[Exercise]:
Leaving out the pictures, transcribe all of the records faithfully.

● ● ● ● ●

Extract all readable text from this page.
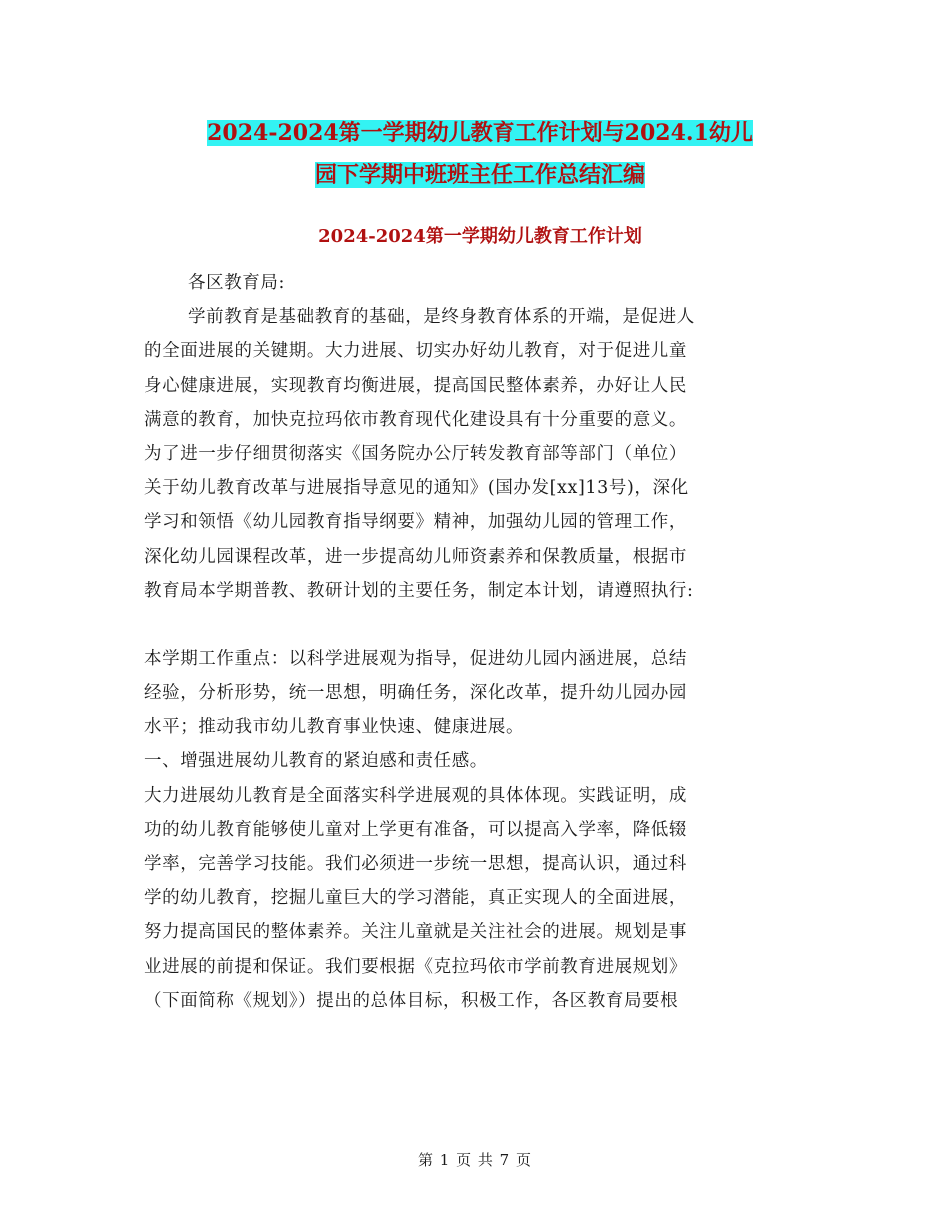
2024-2024第一学期幼儿教育工作计划与2024.1幼儿
园下学期中班班主任工作总结汇编
2024-2024第一学期幼儿教育工作计划
各区教育局:
学前教育是基础教育的基础，是终身教育体系的开端，是促进人
的全面进展的关键期。大力进展、切实办好幼儿教育，对于促进儿童
身心健康进展，实现教育均衡进展，提高国民整体素养，办好让人民
满意的教育，加快克拉玛依市教育现代化建设具有十分重要的意义。
为了进一步仔细贯彻落实《国务院办公厅转发教育部等部门（单位）
关于幼儿教育改革与进展指导意见的通知》(国办发[xx]13号)，深化
学习和领悟《幼儿园教育指导纲要》精神，加强幼儿园的管理工作，
深化幼儿园课程改革，进一步提高幼儿师资素养和保教质量，根据市
教育局本学期普教、教研计划的主要任务，制定本计划，请遵照执行:
本学期工作重点：以科学进展观为指导，促进幼儿园内涵进展，总结
经验，分析形势，统一思想，明确任务，深化改革，提升幼儿园办园
水平；推动我市幼儿教育事业快速、健康进展。
一、增强进展幼儿教育的紧迫感和责任感。
大力进展幼儿教育是全面落实科学进展观的具体体现。实践证明，成
功的幼儿教育能够使儿童对上学更有准备，可以提高入学率，降低辍
学率，完善学习技能。我们必须进一步统一思想，提高认识，通过科
学的幼儿教育，挖掘儿童巨大的学习潜能，真正实现人的全面进展，
努力提高国民的整体素养。关注儿童就是关注社会的进展。规划是事
业进展的前提和保证。我们要根据《克拉玛依市学前教育进展规划》
（下面简称《规划》）提出的总体目标，积极工作，各区教育局要根
第 1 页 共 7 页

● ● ● ● ●

[Task output]:
Extract all readable text from this page.
2024-2024第一学期幼儿教育工作计划与2024.1幼儿
园下学期中班班主任工作总结汇编
2024-2024第一学期幼儿教育工作计划
各区教育局:
学前教育是基础教育的基础，是终身教育体系的开端，是促进人
的全面进展的关键期。大力进展、切实办好幼儿教育，对于促进儿童
身心健康进展，实现教育均衡进展，提高国民整体素养，办好让人民
满意的教育，加快克拉玛依市教育现代化建设具有十分重要的意义。
为了进一步仔细贯彻落实《国务院办公厅转发教育部等部门（单位）
关于幼儿教育改革与进展指导意见的通知》(国办发[xx]13号)，深化
学习和领悟《幼儿园教育指导纲要》精神，加强幼儿园的管理工作，
深化幼儿园课程改革，进一步提高幼儿师资素养和保教质量，根据市
教育局本学期普教、教研计划的主要任务，制定本计划，请遵照执行:
本学期工作重点：以科学进展观为指导，促进幼儿园内涵进展，总结
经验，分析形势，统一思想，明确任务，深化改革，提升幼儿园办园
水平；推动我市幼儿教育事业快速、健康进展。
一、增强进展幼儿教育的紧迫感和责任感。
大力进展幼儿教育是全面落实科学进展观的具体体现。实践证明，成
功的幼儿教育能够使儿童对上学更有准备，可以提高入学率，降低辍
学率，完善学习技能。我们必须进一步统一思想，提高认识，通过科
学的幼儿教育，挖掘儿童巨大的学习潜能，真正实现人的全面进展，
努力提高国民的整体素养。关注儿童就是关注社会的进展。规划是事
业进展的前提和保证。我们要根据《克拉玛依市学前教育进展规划》
（下面简称《规划》）提出的总体目标，积极工作，各区教育局要根
第 1 页 共 7 页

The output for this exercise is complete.